Supplied data:
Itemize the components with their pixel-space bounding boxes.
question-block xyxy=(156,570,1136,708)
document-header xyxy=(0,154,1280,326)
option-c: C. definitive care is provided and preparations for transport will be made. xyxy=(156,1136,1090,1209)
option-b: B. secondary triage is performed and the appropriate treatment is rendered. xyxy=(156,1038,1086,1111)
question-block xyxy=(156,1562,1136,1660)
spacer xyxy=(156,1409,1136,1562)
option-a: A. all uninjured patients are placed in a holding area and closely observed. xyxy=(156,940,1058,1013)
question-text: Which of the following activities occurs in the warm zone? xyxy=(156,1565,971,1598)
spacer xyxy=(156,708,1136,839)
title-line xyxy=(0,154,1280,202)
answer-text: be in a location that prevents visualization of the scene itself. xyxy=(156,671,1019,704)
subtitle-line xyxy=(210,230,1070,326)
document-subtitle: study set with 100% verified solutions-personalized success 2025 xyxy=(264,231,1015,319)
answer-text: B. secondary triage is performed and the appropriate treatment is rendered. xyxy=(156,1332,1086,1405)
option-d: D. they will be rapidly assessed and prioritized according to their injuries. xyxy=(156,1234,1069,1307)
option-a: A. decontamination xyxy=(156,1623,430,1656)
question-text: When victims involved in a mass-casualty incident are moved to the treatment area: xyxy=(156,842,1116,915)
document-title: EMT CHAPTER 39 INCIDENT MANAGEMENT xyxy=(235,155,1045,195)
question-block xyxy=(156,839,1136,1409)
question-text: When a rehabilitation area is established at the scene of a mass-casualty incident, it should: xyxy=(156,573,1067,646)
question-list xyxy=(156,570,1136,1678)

The task: Reproduce all the data precisely, word for word.

Response to the task:
Itemize the components with their pixel-space bounding boxes.
question-block xyxy=(156,570,1136,708)
document-header xyxy=(0,154,1280,326)
option-c: C. definitive care is provided and preparations for transport will be made. xyxy=(156,1136,1090,1209)
option-b: B. secondary triage is performed and the appropriate treatment is rendered. xyxy=(156,1038,1086,1111)
question-block xyxy=(156,1562,1136,1660)
spacer xyxy=(156,1409,1136,1562)
option-a: A. all uninjured patients are placed in a holding area and closely observed. xyxy=(156,940,1058,1013)
question-text: Which of the following activities occurs in the warm zone? xyxy=(156,1565,971,1598)
spacer xyxy=(156,708,1136,839)
title-line xyxy=(0,154,1280,202)
answer-text: be in a location that prevents visualization of the scene itself. xyxy=(156,671,1019,704)
subtitle-line xyxy=(210,230,1070,326)
document-subtitle: study set with 100% verified solutions-personalized success 2025 xyxy=(264,231,1015,319)
answer-text: B. secondary triage is performed and the appropriate treatment is rendered. xyxy=(156,1332,1086,1405)
option-d: D. they will be rapidly assessed and prioritized according to their injuries. xyxy=(156,1234,1069,1307)
option-a: A. decontamination xyxy=(156,1623,430,1656)
question-text: When victims involved in a mass-casualty incident are moved to the treatment area: xyxy=(156,842,1116,915)
document-title: EMT CHAPTER 39 INCIDENT MANAGEMENT xyxy=(235,155,1045,195)
question-block xyxy=(156,839,1136,1409)
question-text: When a rehabilitation area is established at the scene of a mass-casualty incident, it should: xyxy=(156,573,1067,646)
question-list xyxy=(156,570,1136,1678)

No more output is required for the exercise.